* START Material *

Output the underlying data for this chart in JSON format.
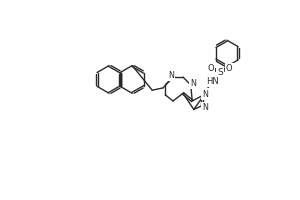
{
  "background_color": "#ffffff",
  "line_color": "#2a2a2a",
  "line_width": 1.0,
  "figsize": [
    3.0,
    2.0
  ],
  "dpi": 100,
  "xlim": [
    0,
    300
  ],
  "ylim": [
    0,
    200
  ]
}
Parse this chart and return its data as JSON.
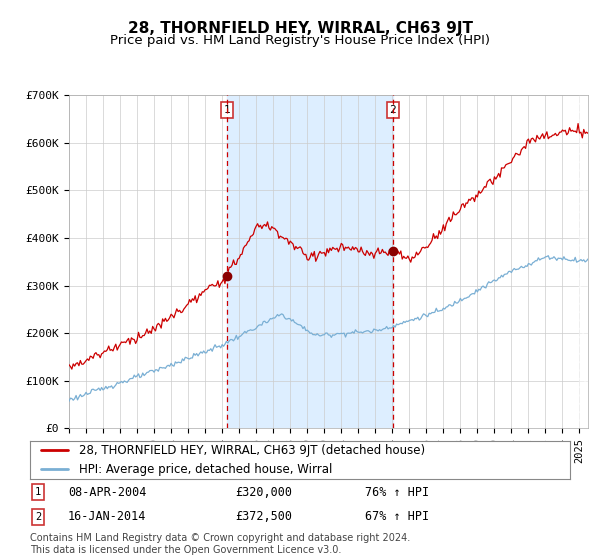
{
  "title": "28, THORNFIELD HEY, WIRRAL, CH63 9JT",
  "subtitle": "Price paid vs. HM Land Registry's House Price Index (HPI)",
  "red_line_color": "#cc0000",
  "blue_line_color": "#7aafd4",
  "background_color": "#ffffff",
  "plot_bg_color": "#ffffff",
  "shaded_region_color": "#ddeeff",
  "grid_color": "#cccccc",
  "sale1_date": 2004.27,
  "sale1_price": 320000,
  "sale1_label": "08-APR-2004",
  "sale1_amount": "£320,000",
  "sale1_hpi": "76% ↑ HPI",
  "sale2_date": 2014.04,
  "sale2_price": 372500,
  "sale2_label": "16-JAN-2014",
  "sale2_amount": "£372,500",
  "sale2_hpi": "67% ↑ HPI",
  "legend_red_label": "28, THORNFIELD HEY, WIRRAL, CH63 9JT (detached house)",
  "legend_blue_label": "HPI: Average price, detached house, Wirral",
  "footnote": "Contains HM Land Registry data © Crown copyright and database right 2024.\nThis data is licensed under the Open Government Licence v3.0.",
  "xmin": 1995.0,
  "xmax": 2025.5,
  "ylim": [
    0,
    700000
  ],
  "yticks": [
    0,
    100000,
    200000,
    300000,
    400000,
    500000,
    600000,
    700000
  ],
  "ytick_labels": [
    "£0",
    "£100K",
    "£200K",
    "£300K",
    "£400K",
    "£500K",
    "£600K",
    "£700K"
  ],
  "title_fontsize": 11,
  "subtitle_fontsize": 9.5,
  "tick_fontsize": 8,
  "legend_fontsize": 8.5,
  "footnote_fontsize": 7
}
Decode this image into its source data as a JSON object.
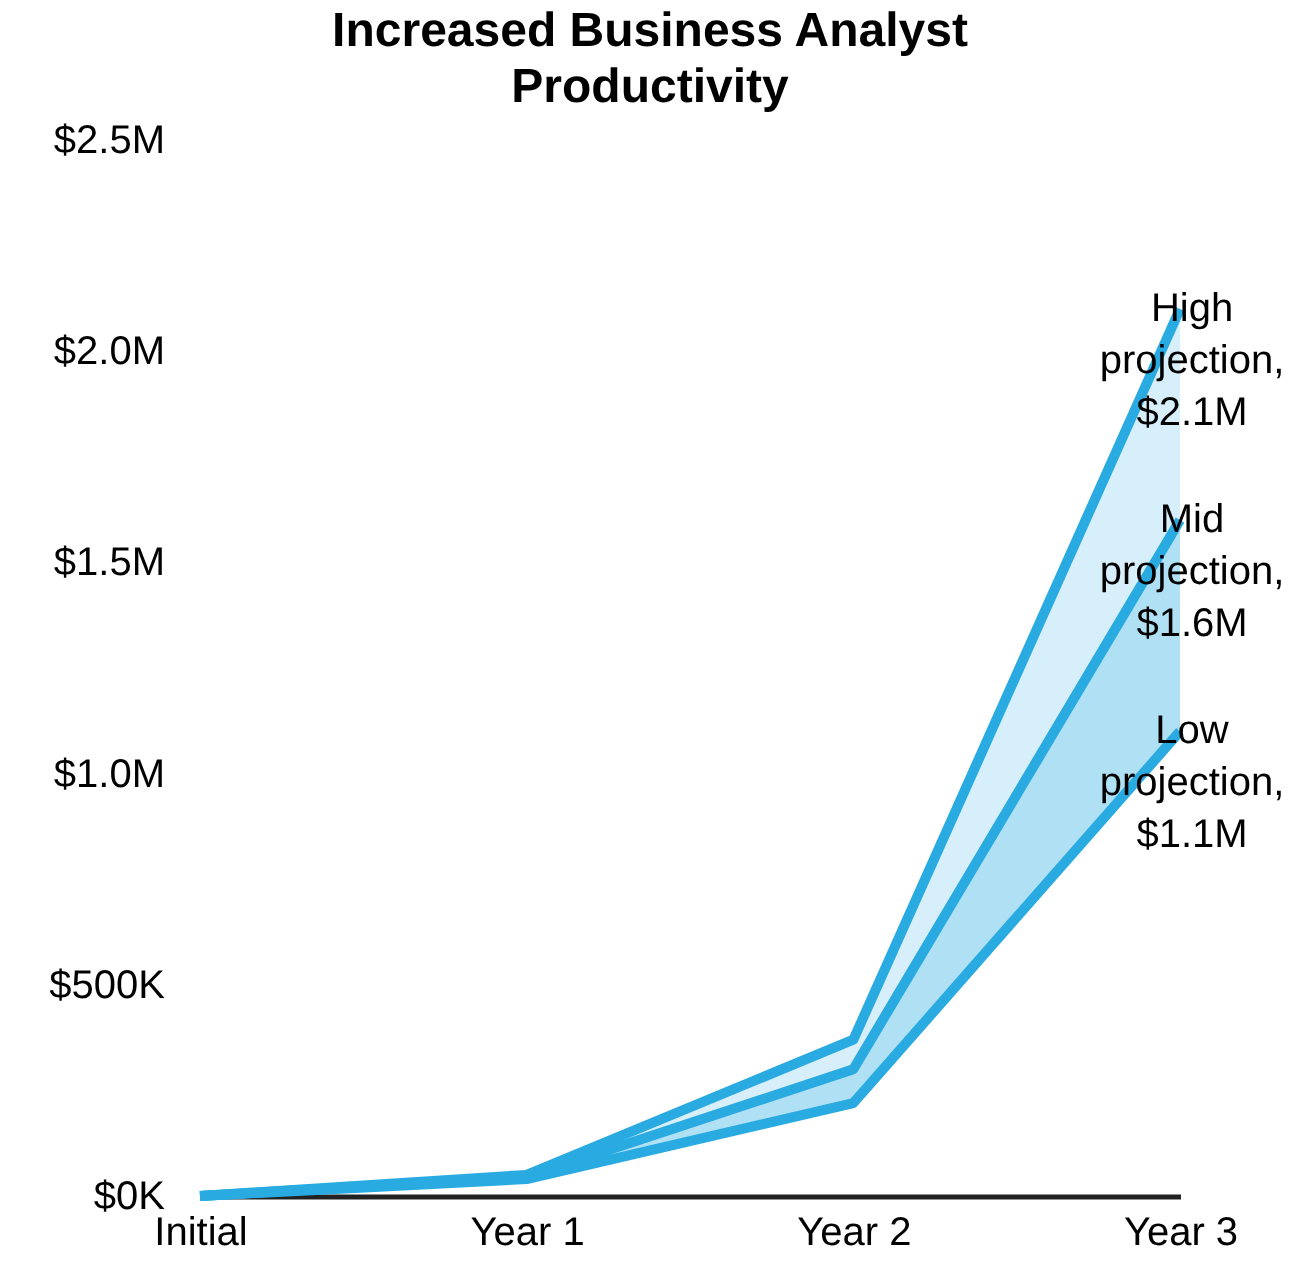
{
  "chart_data": {
    "type": "line",
    "title": "Increased Business Analyst Productivity",
    "categories": [
      "Initial",
      "Year 1",
      "Year 2",
      "Year 3"
    ],
    "series": [
      {
        "color": "#29abe2",
        "values": [
          0,
          45000,
          300000,
          1600000
        ],
        "lower": [
          0,
          40000,
          220000,
          1100000
        ],
        "upper": [
          0,
          50000,
          370000,
          2100000
        ]
      }
    ],
    "ylim": [
      0,
      2500000
    ],
    "yticks": [
      {
        "value": 0,
        "label": "$0K"
      },
      {
        "value": 500000,
        "label": "$500K"
      },
      {
        "value": 1000000,
        "label": "$1.0M"
      },
      {
        "value": 1500000,
        "label": "$1.5M"
      },
      {
        "value": 2000000,
        "label": "$2.0M"
      },
      {
        "value": 2500000,
        "label": "$2.5M"
      }
    ],
    "annotations": [
      {
        "text": "High projection, $2.1M",
        "x": "Year 3",
        "y": 2100000
      },
      {
        "text": "Mid projection, $1.6M",
        "x": "Year 3",
        "y": 1600000
      },
      {
        "text": "Low projection, $1.1M",
        "x": "Year 3",
        "y": 1100000
      }
    ],
    "grid": false
  }
}
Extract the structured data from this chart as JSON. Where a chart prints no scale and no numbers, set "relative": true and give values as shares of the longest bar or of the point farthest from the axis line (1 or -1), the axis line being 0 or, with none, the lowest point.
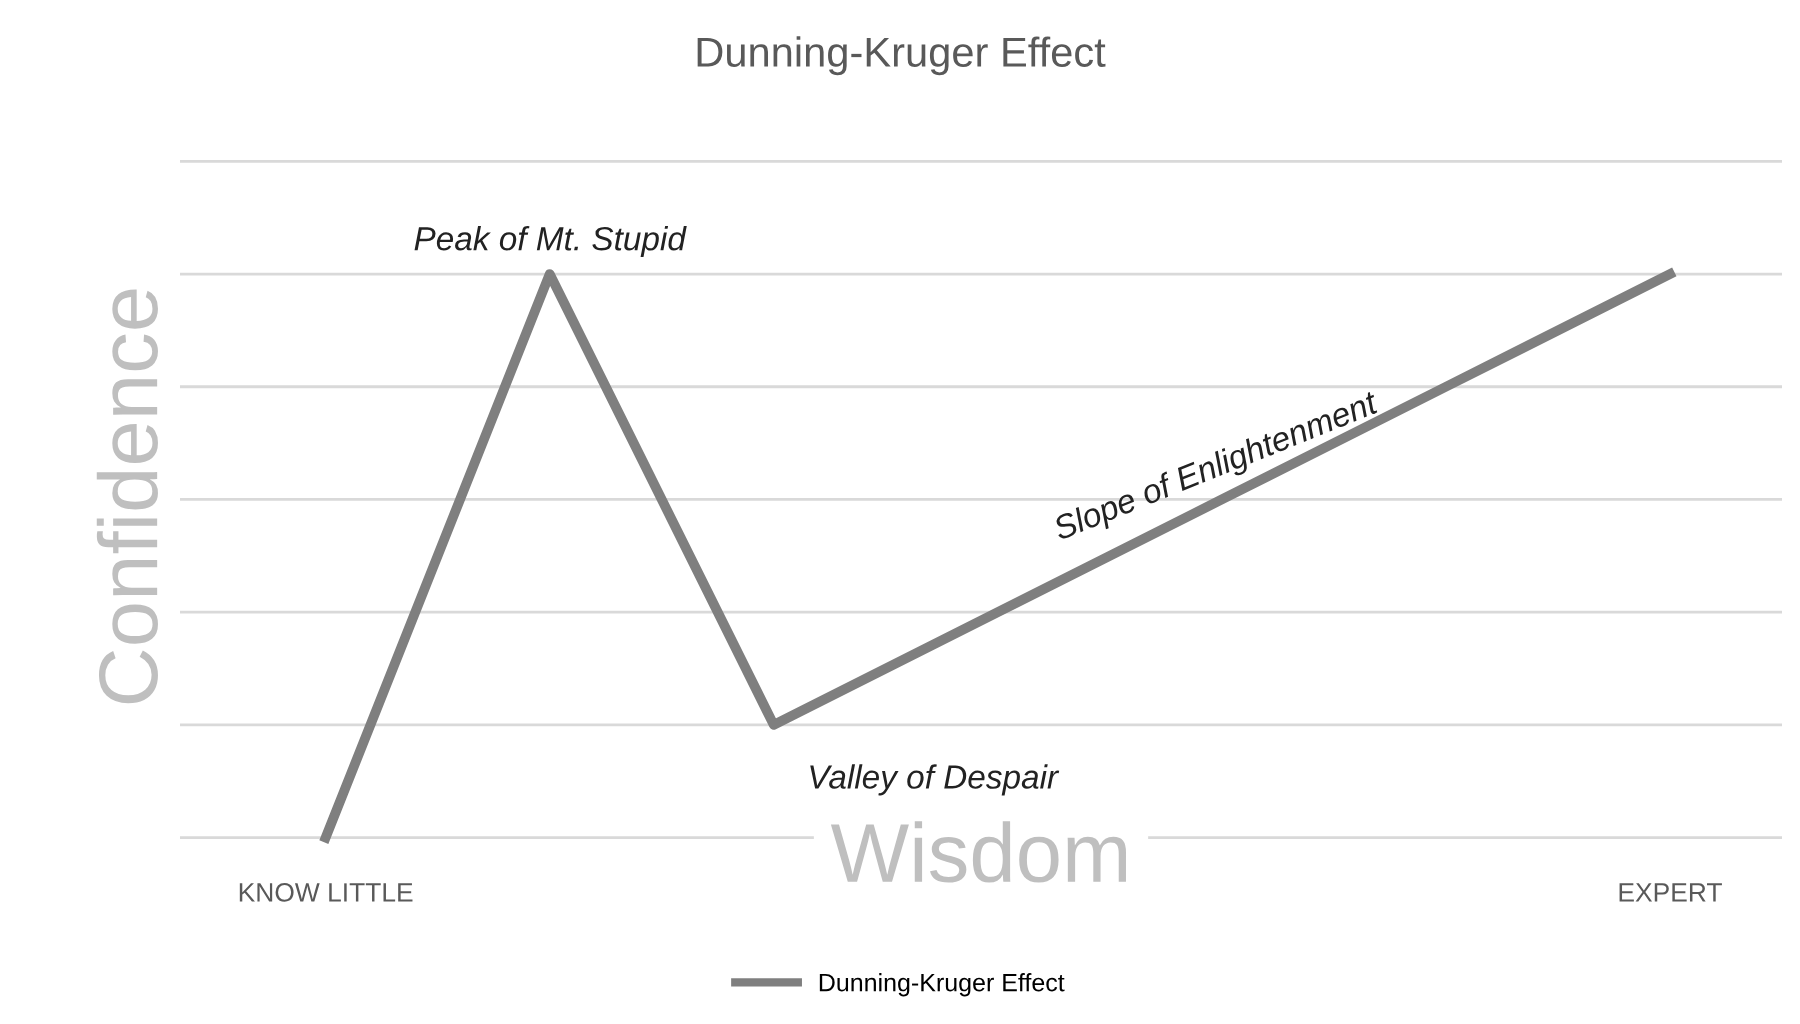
{
  "chart_data": {
    "type": "line",
    "title": "Dunning-Kruger Effect",
    "xlabel": "Wisdom",
    "ylabel": "Confidence",
    "categories": [
      "KNOW LITTLE",
      null,
      null,
      null,
      null,
      null,
      "EXPERT"
    ],
    "series": [
      {
        "name": "Dunning-Kruger Effect",
        "color": "#7f7f7f",
        "values": [
          0,
          1,
          0.2,
          0.4,
          0.6,
          0.8,
          1
        ]
      }
    ],
    "relative": true,
    "grid": "y",
    "legend": "bottom",
    "marker": "none",
    "line_style": "solid",
    "annotations": [
      "Peak of Mt. Stupid",
      "Valley of Despair",
      "Slope of Enlightenment"
    ]
  }
}
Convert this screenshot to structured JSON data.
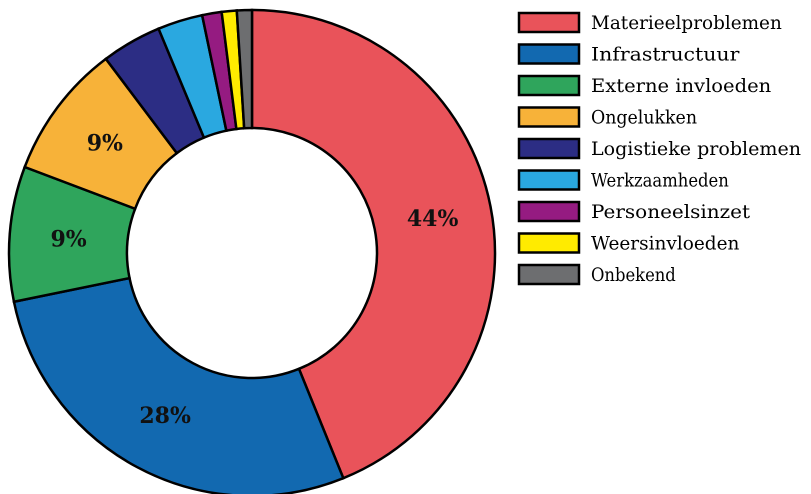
{
  "chart_data": {
    "type": "pie",
    "donut": true,
    "title": "",
    "legend_position": "right",
    "slices": [
      {
        "label": "Materieelproblemen",
        "value": 44,
        "data_label": "44%",
        "color": "#E9535A"
      },
      {
        "label": "Infrastructuur",
        "value": 28,
        "data_label": "28%",
        "color": "#1269B0"
      },
      {
        "label": "Externe invloeden",
        "value": 9,
        "data_label": "9%",
        "color": "#2FA55C"
      },
      {
        "label": "Ongelukken",
        "value": 9,
        "data_label": "9%",
        "color": "#F7B239"
      },
      {
        "label": "Logistieke problemen",
        "value": 4,
        "data_label": "",
        "color": "#2C2D84"
      },
      {
        "label": "Werkzaamheden",
        "value": 3,
        "data_label": "",
        "color": "#2AA8E0"
      },
      {
        "label": "Personeelsinzet",
        "value": 1.3,
        "data_label": "",
        "color": "#951B81"
      },
      {
        "label": "Weersinvloeden",
        "value": 1,
        "data_label": "",
        "color": "#FFEB00"
      },
      {
        "label": "Onbekend",
        "value": 1,
        "data_label": "",
        "color": "#6D6E70"
      }
    ]
  }
}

* END Material *

Exercise description:
Every line above should be returned exactly; the pictures stay out.

Answer in full:
Output the underlying data for this chart in JSON format.
{
  "background_color": "#ffffff",
  "line_color": "#2a2a2a",
  "line_width": 1.0,
  "figsize": [
    3.0,
    2.0
  ],
  "dpi": 100,
  "xlim": [
    0,
    300
  ],
  "ylim": [
    0,
    200
  ]
}
Parse this chart and return its data as JSON.
{
  "title": "28, THORNFIELD HEY, WIRRAL, CH63 9JT",
  "subtitle": "Price paid vs. HM Land Registry's House Price Index (HPI)",
  "red_line_color": "#cc0000",
  "blue_line_color": "#7aafd4",
  "background_color": "#ffffff",
  "plot_bg_color": "#ffffff",
  "shaded_region_color": "#ddeeff",
  "grid_color": "#cccccc",
  "sale1_date": 2004.27,
  "sale1_price": 320000,
  "sale1_label": "08-APR-2004",
  "sale1_amount": "£320,000",
  "sale1_hpi": "76% ↑ HPI",
  "sale2_date": 2014.04,
  "sale2_price": 372500,
  "sale2_label": "16-JAN-2014",
  "sale2_amount": "£372,500",
  "sale2_hpi": "67% ↑ HPI",
  "legend_red_label": "28, THORNFIELD HEY, WIRRAL, CH63 9JT (detached house)",
  "legend_blue_label": "HPI: Average price, detached house, Wirral",
  "footnote": "Contains HM Land Registry data © Crown copyright and database right 2024.\nThis data is licensed under the Open Government Licence v3.0.",
  "xmin": 1995.0,
  "xmax": 2025.5,
  "ylim": [
    0,
    700000
  ],
  "yticks": [
    0,
    100000,
    200000,
    300000,
    400000,
    500000,
    600000,
    700000
  ],
  "ytick_labels": [
    "£0",
    "£100K",
    "£200K",
    "£300K",
    "£400K",
    "£500K",
    "£600K",
    "£700K"
  ],
  "title_fontsize": 11,
  "subtitle_fontsize": 9.5,
  "tick_fontsize": 8,
  "legend_fontsize": 8.5,
  "footnote_fontsize": 7
}
Decode this image into its source data as a JSON object.
{
  "chart_data": {
    "type": "line",
    "title": "Increased Business Analyst Productivity",
    "categories": [
      "Initial",
      "Year 1",
      "Year 2",
      "Year 3"
    ],
    "series": [
      {
        "color": "#29abe2",
        "values": [
          0,
          45000,
          300000,
          1600000
        ],
        "lower": [
          0,
          40000,
          220000,
          1100000
        ],
        "upper": [
          0,
          50000,
          370000,
          2100000
        ]
      }
    ],
    "ylim": [
      0,
      2500000
    ],
    "yticks": [
      {
        "value": 0,
        "label": "$0K"
      },
      {
        "value": 500000,
        "label": "$500K"
      },
      {
        "value": 1000000,
        "label": "$1.0M"
      },
      {
        "value": 1500000,
        "label": "$1.5M"
      },
      {
        "value": 2000000,
        "label": "$2.0M"
      },
      {
        "value": 2500000,
        "label": "$2.5M"
      }
    ],
    "annotations": [
      {
        "text": "High projection, $2.1M",
        "x": "Year 3",
        "y": 2100000
      },
      {
        "text": "Mid projection, $1.6M",
        "x": "Year 3",
        "y": 1600000
      },
      {
        "text": "Low projection, $1.1M",
        "x": "Year 3",
        "y": 1100000
      }
    ],
    "grid": false
  }
}
Extract the structured data from this chart as JSON. Where a chart prints no scale and no numbers, set "relative": true and give values as shares of the longest bar or of the point farthest from the axis line (1 or -1), the axis line being 0 or, with none, the lowest point.
{
  "chart_data": {
    "type": "line",
    "title": "Dunning-Kruger Effect",
    "xlabel": "Wisdom",
    "ylabel": "Confidence",
    "categories": [
      "KNOW LITTLE",
      null,
      null,
      null,
      null,
      null,
      "EXPERT"
    ],
    "series": [
      {
        "name": "Dunning-Kruger Effect",
        "color": "#7f7f7f",
        "values": [
          0,
          1,
          0.2,
          0.4,
          0.6,
          0.8,
          1
        ]
      }
    ],
    "relative": true,
    "grid": "y",
    "legend": "bottom",
    "marker": "none",
    "line_style": "solid",
    "annotations": [
      "Peak of Mt. Stupid",
      "Valley of Despair",
      "Slope of Enlightenment"
    ]
  }
}
Convert this screenshot to structured JSON data.
{
  "chart_data": {
    "type": "pie",
    "donut": true,
    "title": "",
    "legend_position": "right",
    "slices": [
      {
        "label": "Materieelproblemen",
        "value": 44,
        "data_label": "44%",
        "color": "#E9535A"
      },
      {
        "label": "Infrastructuur",
        "value": 28,
        "data_label": "28%",
        "color": "#1269B0"
      },
      {
        "label": "Externe invloeden",
        "value": 9,
        "data_label": "9%",
        "color": "#2FA55C"
      },
      {
        "label": "Ongelukken",
        "value": 9,
        "data_label": "9%",
        "color": "#F7B239"
      },
      {
        "label": "Logistieke problemen",
        "value": 4,
        "data_label": "",
        "color": "#2C2D84"
      },
      {
        "label": "Werkzaamheden",
        "value": 3,
        "data_label": "",
        "color": "#2AA8E0"
      },
      {
        "label": "Personeelsinzet",
        "value": 1.3,
        "data_label": "",
        "color": "#951B81"
      },
      {
        "label": "Weersinvloeden",
        "value": 1,
        "data_label": "",
        "color": "#FFEB00"
      },
      {
        "label": "Onbekend",
        "value": 1,
        "data_label": "",
        "color": "#6D6E70"
      }
    ]
  }
}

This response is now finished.